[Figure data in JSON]
*****

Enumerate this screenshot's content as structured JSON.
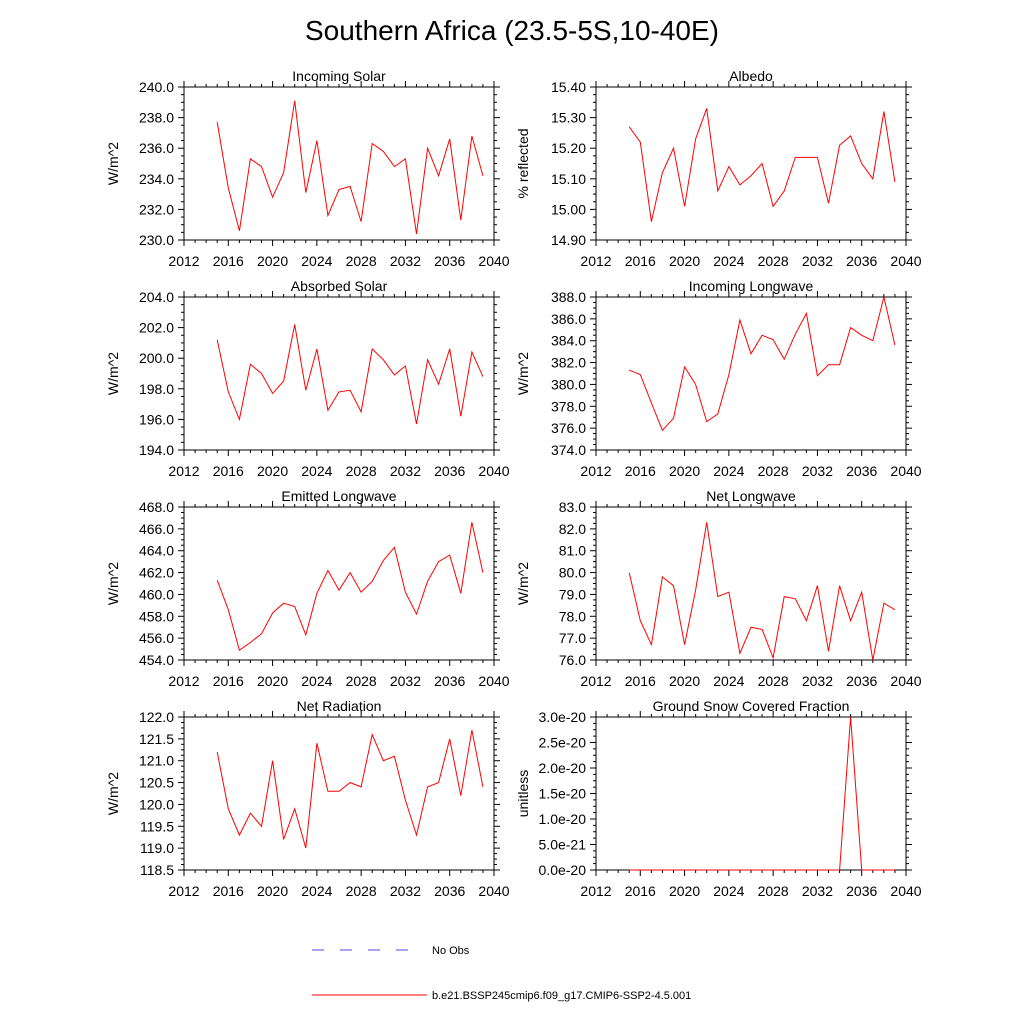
{
  "figure": {
    "title": "Southern Africa (23.5-5S,10-40E)"
  },
  "legend": {
    "entries": [
      {
        "label": "No Obs",
        "color": "#4a4ae0",
        "style": "dashed"
      },
      {
        "label": "b.e21.BSSP245cmip6.f09_g17.CMIP6-SSP2-4.5.001",
        "color": "#ff0000",
        "style": "solid"
      }
    ]
  },
  "chart_data": [
    {
      "type": "line",
      "title": "Incoming Solar",
      "ylabel": "W/m^2",
      "xlim": [
        2012,
        2040
      ],
      "ylim": [
        230.0,
        240.0
      ],
      "xticks": [
        "2012",
        "2016",
        "2020",
        "2024",
        "2028",
        "2032",
        "2036",
        "2040"
      ],
      "yticks": [
        "230.0",
        "232.0",
        "234.0",
        "236.0",
        "238.0",
        "240.0"
      ],
      "x": [
        2015,
        2016,
        2017,
        2018,
        2019,
        2020,
        2021,
        2022,
        2023,
        2024,
        2025,
        2026,
        2027,
        2028,
        2029,
        2030,
        2031,
        2032,
        2033,
        2034,
        2035,
        2036,
        2037,
        2038,
        2039
      ],
      "series": [
        {
          "name": "b.e21.BSSP245cmip6.f09_g17.CMIP6-SSP2-4.5.001",
          "color": "#ff0000",
          "values": [
            237.7,
            233.4,
            230.6,
            235.3,
            234.8,
            232.8,
            234.4,
            239.1,
            233.1,
            236.5,
            231.6,
            233.3,
            233.5,
            231.2,
            236.3,
            235.8,
            234.8,
            235.3,
            230.4,
            236.0,
            234.2,
            236.6,
            231.3,
            236.8,
            234.2
          ]
        }
      ]
    },
    {
      "type": "line",
      "title": "Albedo",
      "ylabel": "% reflected",
      "xlim": [
        2012,
        2040
      ],
      "ylim": [
        14.9,
        15.4
      ],
      "xticks": [
        "2012",
        "2016",
        "2020",
        "2024",
        "2028",
        "2032",
        "2036",
        "2040"
      ],
      "yticks": [
        "14.90",
        "15.00",
        "15.10",
        "15.20",
        "15.30",
        "15.40"
      ],
      "x": [
        2015,
        2016,
        2017,
        2018,
        2019,
        2020,
        2021,
        2022,
        2023,
        2024,
        2025,
        2026,
        2027,
        2028,
        2029,
        2030,
        2031,
        2032,
        2033,
        2034,
        2035,
        2036,
        2037,
        2038,
        2039
      ],
      "series": [
        {
          "name": "b.e21.BSSP245cmip6.f09_g17.CMIP6-SSP2-4.5.001",
          "color": "#ff0000",
          "values": [
            15.27,
            15.22,
            14.96,
            15.12,
            15.2,
            15.01,
            15.23,
            15.33,
            15.06,
            15.14,
            15.08,
            15.11,
            15.15,
            15.01,
            15.06,
            15.17,
            15.17,
            15.17,
            15.02,
            15.21,
            15.24,
            15.15,
            15.1,
            15.32,
            15.09
          ]
        }
      ]
    },
    {
      "type": "line",
      "title": "Absorbed Solar",
      "ylabel": "W/m^2",
      "xlim": [
        2012,
        2040
      ],
      "ylim": [
        194.0,
        204.0
      ],
      "xticks": [
        "2012",
        "2016",
        "2020",
        "2024",
        "2028",
        "2032",
        "2036",
        "2040"
      ],
      "yticks": [
        "194.0",
        "196.0",
        "198.0",
        "200.0",
        "202.0",
        "204.0"
      ],
      "x": [
        2015,
        2016,
        2017,
        2018,
        2019,
        2020,
        2021,
        2022,
        2023,
        2024,
        2025,
        2026,
        2027,
        2028,
        2029,
        2030,
        2031,
        2032,
        2033,
        2034,
        2035,
        2036,
        2037,
        2038,
        2039
      ],
      "series": [
        {
          "name": "b.e21.BSSP245cmip6.f09_g17.CMIP6-SSP2-4.5.001",
          "color": "#ff0000",
          "values": [
            201.2,
            197.8,
            196.0,
            199.6,
            199.0,
            197.7,
            198.5,
            202.2,
            197.9,
            200.6,
            196.6,
            197.8,
            197.9,
            196.5,
            200.6,
            199.9,
            198.9,
            199.5,
            195.7,
            199.9,
            198.3,
            200.6,
            196.2,
            200.4,
            198.8
          ]
        }
      ]
    },
    {
      "type": "line",
      "title": "Incoming Longwave",
      "ylabel": "W/m^2",
      "xlim": [
        2012,
        2040
      ],
      "ylim": [
        374.0,
        388.0
      ],
      "xticks": [
        "2012",
        "2016",
        "2020",
        "2024",
        "2028",
        "2032",
        "2036",
        "2040"
      ],
      "yticks": [
        "374.0",
        "376.0",
        "378.0",
        "380.0",
        "382.0",
        "384.0",
        "386.0",
        "388.0"
      ],
      "x": [
        2015,
        2016,
        2017,
        2018,
        2019,
        2020,
        2021,
        2022,
        2023,
        2024,
        2025,
        2026,
        2027,
        2028,
        2029,
        2030,
        2031,
        2032,
        2033,
        2034,
        2035,
        2036,
        2037,
        2038,
        2039
      ],
      "series": [
        {
          "name": "b.e21.BSSP245cmip6.f09_g17.CMIP6-SSP2-4.5.001",
          "color": "#ff0000",
          "values": [
            381.3,
            380.9,
            378.3,
            375.8,
            376.9,
            381.6,
            380.0,
            376.6,
            377.3,
            380.9,
            385.9,
            382.8,
            384.5,
            384.1,
            382.3,
            384.6,
            386.5,
            380.8,
            381.8,
            381.8,
            385.2,
            384.5,
            384.0,
            388.0,
            383.6
          ]
        }
      ]
    },
    {
      "type": "line",
      "title": "Emitted Longwave",
      "ylabel": "W/m^2",
      "xlim": [
        2012,
        2040
      ],
      "ylim": [
        454.0,
        468.0
      ],
      "xticks": [
        "2012",
        "2016",
        "2020",
        "2024",
        "2028",
        "2032",
        "2036",
        "2040"
      ],
      "yticks": [
        "454.0",
        "456.0",
        "458.0",
        "460.0",
        "462.0",
        "464.0",
        "466.0",
        "468.0"
      ],
      "x": [
        2015,
        2016,
        2017,
        2018,
        2019,
        2020,
        2021,
        2022,
        2023,
        2024,
        2025,
        2026,
        2027,
        2028,
        2029,
        2030,
        2031,
        2032,
        2033,
        2034,
        2035,
        2036,
        2037,
        2038,
        2039
      ],
      "series": [
        {
          "name": "b.e21.BSSP245cmip6.f09_g17.CMIP6-SSP2-4.5.001",
          "color": "#ff0000",
          "values": [
            461.3,
            458.6,
            454.9,
            455.6,
            456.4,
            458.3,
            459.2,
            458.9,
            456.3,
            460.1,
            462.2,
            460.4,
            462.0,
            460.2,
            461.2,
            463.1,
            464.3,
            460.2,
            458.2,
            461.2,
            463.0,
            463.6,
            460.1,
            466.6,
            462.0
          ]
        }
      ]
    },
    {
      "type": "line",
      "title": "Net Longwave",
      "ylabel": "W/m^2",
      "xlim": [
        2012,
        2040
      ],
      "ylim": [
        76.0,
        83.0
      ],
      "xticks": [
        "2012",
        "2016",
        "2020",
        "2024",
        "2028",
        "2032",
        "2036",
        "2040"
      ],
      "yticks": [
        "76.0",
        "77.0",
        "78.0",
        "79.0",
        "80.0",
        "81.0",
        "82.0",
        "83.0"
      ],
      "x": [
        2015,
        2016,
        2017,
        2018,
        2019,
        2020,
        2021,
        2022,
        2023,
        2024,
        2025,
        2026,
        2027,
        2028,
        2029,
        2030,
        2031,
        2032,
        2033,
        2034,
        2035,
        2036,
        2037,
        2038,
        2039
      ],
      "series": [
        {
          "name": "b.e21.BSSP245cmip6.f09_g17.CMIP6-SSP2-4.5.001",
          "color": "#ff0000",
          "values": [
            80.0,
            77.8,
            76.7,
            79.8,
            79.4,
            76.7,
            79.2,
            82.3,
            78.9,
            79.1,
            76.3,
            77.5,
            77.4,
            76.1,
            78.9,
            78.8,
            77.8,
            79.4,
            76.4,
            79.4,
            77.8,
            79.1,
            76.0,
            78.6,
            78.3
          ]
        }
      ]
    },
    {
      "type": "line",
      "title": "Net Radiation",
      "ylabel": "W/m^2",
      "xlim": [
        2012,
        2040
      ],
      "ylim": [
        118.5,
        122.0
      ],
      "xticks": [
        "2012",
        "2016",
        "2020",
        "2024",
        "2028",
        "2032",
        "2036",
        "2040"
      ],
      "yticks": [
        "118.5",
        "119.0",
        "119.5",
        "120.0",
        "120.5",
        "121.0",
        "121.5",
        "122.0"
      ],
      "x": [
        2015,
        2016,
        2017,
        2018,
        2019,
        2020,
        2021,
        2022,
        2023,
        2024,
        2025,
        2026,
        2027,
        2028,
        2029,
        2030,
        2031,
        2032,
        2033,
        2034,
        2035,
        2036,
        2037,
        2038,
        2039
      ],
      "series": [
        {
          "name": "b.e21.BSSP245cmip6.f09_g17.CMIP6-SSP2-4.5.001",
          "color": "#ff0000",
          "values": [
            121.2,
            119.9,
            119.3,
            119.8,
            119.5,
            121.0,
            119.2,
            119.9,
            119.0,
            121.4,
            120.3,
            120.3,
            120.5,
            120.4,
            121.6,
            121.0,
            121.1,
            120.1,
            119.3,
            120.4,
            120.5,
            121.5,
            120.2,
            121.7,
            120.4
          ]
        }
      ]
    },
    {
      "type": "line",
      "title": "Ground Snow Covered Fraction",
      "ylabel": "unitless",
      "xlim": [
        2012,
        2040
      ],
      "ylim": [
        0,
        3e-20
      ],
      "xticks": [
        "2012",
        "2016",
        "2020",
        "2024",
        "2028",
        "2032",
        "2036",
        "2040"
      ],
      "yticks": [
        "0.0e-20",
        "5.0e-21",
        "1.0e-20",
        "1.5e-20",
        "2.0e-20",
        "2.5e-20",
        "3.0e-20"
      ],
      "x": [
        2015,
        2016,
        2017,
        2018,
        2019,
        2020,
        2021,
        2022,
        2023,
        2024,
        2025,
        2026,
        2027,
        2028,
        2029,
        2030,
        2031,
        2032,
        2033,
        2034,
        2035,
        2036,
        2037,
        2038,
        2039
      ],
      "series": [
        {
          "name": "b.e21.BSSP245cmip6.f09_g17.CMIP6-SSP2-4.5.001",
          "color": "#ff0000",
          "values": [
            0,
            0,
            0,
            0,
            0,
            0,
            0,
            0,
            0,
            0,
            0,
            0,
            0,
            0,
            0,
            0,
            0,
            0,
            0,
            0,
            3e-20,
            0,
            0,
            0,
            0
          ]
        }
      ]
    }
  ]
}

*****

Identify every line above that includes the word "Solar", and show those lines.

• [Expected output]
      "title": "Incoming Solar",
      "title": "Absorbed Solar",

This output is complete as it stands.